*Verilen Görev 1*:
Ortaokul aşkı öyküsünde "Tenefüs zili çaldığında" ifadesinden "olan ilgisini anlamazdım?" ifadesine kadar olan kısmı aynen yazın.
*Verilen Görev 2*:
Ortaokul aşkı öyküsüne göre aşağıdaki soruları yanıtlayın.
(a) Tenefüs zili çaldığında anlatıcının yüreği nerede atıyordu?
(b) Anlatıcı sınıfın boşalmasını nasıl bekledi?
(c) Elindeki mektupla defterdeki yazıları karşılaştırdığında ne sonuç çıktı?

*Belge Bölümü*:
((

Ana içeriğe atla

Kapı Önü Dedikoduları - Ortaokul Aşkı / İnkar

Tenefüs zili çaldığında yüreğim resmen ağzımda atıyordu.
Mektubu yazanı bulmam lazımdı. Hayatım boyunca kimse bana mektup yazıp, ilanı aşk etmediğinden kendimi bir tuhaf hissediyordum. Sınıfın boşalmasını sinirlerim ayakta bekledim. Sanki herkes ant içmiş gibi sınıftan uyuşuk şekilde çıkıyordu. Özellikle de onun sınıftan bir an önce çıkması lazımdı. O sınıfı terk ettiğinde ellerim titreyerek defterlerinden birini aldım ve sırama geçtim. Elimdeki mektupla yazıları karşılaştırdığımda birebir aynısıydı. Ellerim titriyordu. Ben gerçekten salağın önde gideniydim. Nasıl olur da bir insanın bana olan ilgisini anlamazdım?

))

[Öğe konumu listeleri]
((

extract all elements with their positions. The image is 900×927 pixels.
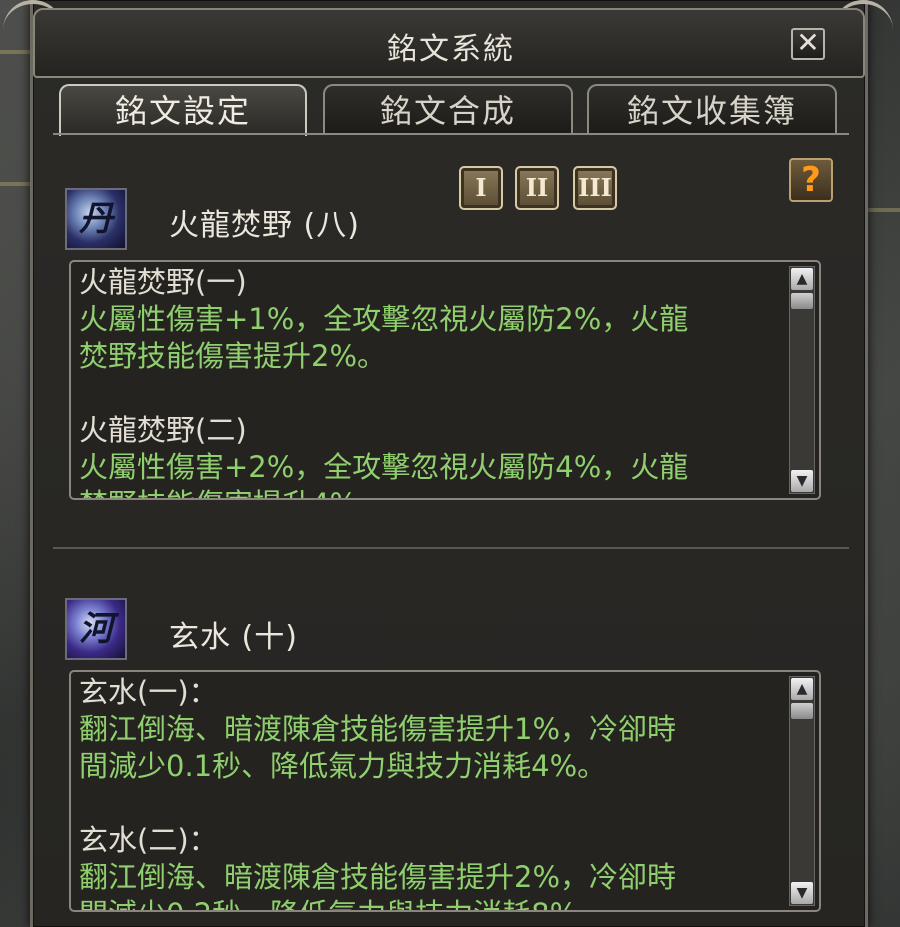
description-text: 火龍焚野(一) 火屬性傷害+1%，全攻擊忽視火屬防2%，火龍 焚野技能傷害提升2… bbox=[79, 264, 785, 498]
scroll-up-arrow-icon[interactable]: ▲ bbox=[791, 678, 813, 700]
title-bar[interactable]: 銘文系統 bbox=[33, 8, 865, 78]
entry-heading: 火龍焚野(二) bbox=[79, 413, 247, 447]
entry-line: 焚野技能傷害提升4%。 bbox=[79, 486, 785, 498]
entry-heading: 玄水(二)： bbox=[79, 823, 218, 857]
scroll-thumb[interactable] bbox=[791, 293, 813, 309]
rune-fire-icon[interactable]: 丹 bbox=[65, 188, 127, 250]
entry-line: 翻江倒海、暗渡陳倉技能傷害提升2%，冷卻時 bbox=[79, 860, 677, 894]
scroll-thumb[interactable] bbox=[791, 703, 813, 719]
page-1-button[interactable]: I bbox=[459, 166, 503, 210]
entry-line: 火屬性傷害+1%，全攻擊忽視火屬防2%，火龍 bbox=[79, 302, 689, 336]
close-button[interactable]: ✕ bbox=[791, 28, 825, 60]
scrollbar[interactable]: ▲ ▼ bbox=[789, 676, 815, 906]
rune-description-box[interactable]: 玄水(一)： 翻江倒海、暗渡陳倉技能傷害提升1%，冷卻時 間減少0.1秒、降低氣… bbox=[69, 670, 821, 912]
rune-description-box[interactable]: 火龍焚野(一) 火屬性傷害+1%，全攻擊忽視火屬防2%，火龍 焚野技能傷害提升2… bbox=[69, 260, 821, 500]
scroll-up-arrow-icon[interactable]: ▲ bbox=[791, 268, 813, 290]
help-button[interactable]: ? bbox=[789, 158, 833, 202]
rune-name: 玄水 (十) bbox=[169, 620, 298, 655]
tab-underline bbox=[53, 133, 849, 135]
page-3-button[interactable]: III bbox=[573, 166, 617, 210]
entry-heading: 玄水(一)： bbox=[79, 675, 218, 709]
entry-line: 焚野技能傷害提升2%。 bbox=[79, 339, 387, 373]
window-title: 銘文系統 bbox=[387, 32, 515, 67]
inscription-window: 銘文系統 ✕ 銘文設定 銘文合成 銘文收集簿 I II III ? 丹 火龍焚野… bbox=[3, 0, 893, 927]
section-divider bbox=[53, 547, 849, 549]
description-text: 玄水(一)： 翻江倒海、暗渡陳倉技能傷害提升1%，冷卻時 間減少0.1秒、降低氣… bbox=[79, 674, 785, 910]
bg-stripe bbox=[0, 50, 30, 54]
scroll-down-arrow-icon[interactable]: ▼ bbox=[791, 882, 813, 904]
entry-line: 翻江倒海、暗渡陳倉技能傷害提升1%，冷卻時 bbox=[79, 712, 677, 746]
entry-line: 間減少0.1秒、降低氣力與技力消耗4%。 bbox=[79, 749, 607, 783]
scrollbar[interactable]: ▲ ▼ bbox=[789, 266, 815, 494]
entry-line: 火屬性傷害+2%，全攻擊忽視火屬防4%，火龍 bbox=[79, 450, 689, 484]
tab-inscription-settings[interactable]: 銘文設定 bbox=[59, 84, 307, 136]
tab-inscription-synthesis[interactable]: 銘文合成 bbox=[323, 84, 573, 134]
tab-inscription-collection[interactable]: 銘文收集簿 bbox=[587, 84, 837, 134]
entry-heading: 火龍焚野(一) bbox=[79, 265, 247, 299]
bg-stripe bbox=[0, 182, 30, 186]
entry-line: 間減少0.2秒、降低氣力與技力消耗8%。 bbox=[79, 896, 785, 910]
rune-water-icon[interactable]: 河 bbox=[65, 598, 127, 660]
rune-name: 火龍焚野 (八) bbox=[169, 208, 360, 243]
page-2-button[interactable]: II bbox=[515, 166, 559, 210]
scroll-down-arrow-icon[interactable]: ▼ bbox=[791, 470, 813, 492]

))

*Yazılı Yanıt 1*:
Tenefüs zili çaldığında yüreğim resmen ağzımda atıyordu.
Mektubu yazanı bulmam lazımdı. Hayatım boyunca kimse bana mektup yazıp, ilanı aşk etmediğinden kendimi bir tuhaf hissediyordum. Sınıfın boşalmasını sinirlerim ayakta bekledim. Sanki herkes ant içmiş gibi sınıftan uyuşuk şekilde çıkıyordu. Özellikle de onun sınıftan bir an önce çıkması lazımdı. O sınıfı terk ettiğinde ellerim titreyerek defterlerinden birini aldım ve sırama geçtim. Elimdeki mektupla yazıları karşılaştırdığımda birebir aynısıydı. Ellerim titriyordu. Ben gerçekten salağın önde gideniydim. Nasıl olur da bir insanın bana olan ilgisini anlamazdım?

*Yazılı Yanıt 2*:
(a) Resmen ağzında atıyordu.
(b) Sinirleri ayakta bekledi.
(c) Yazılar birebir aynıydı.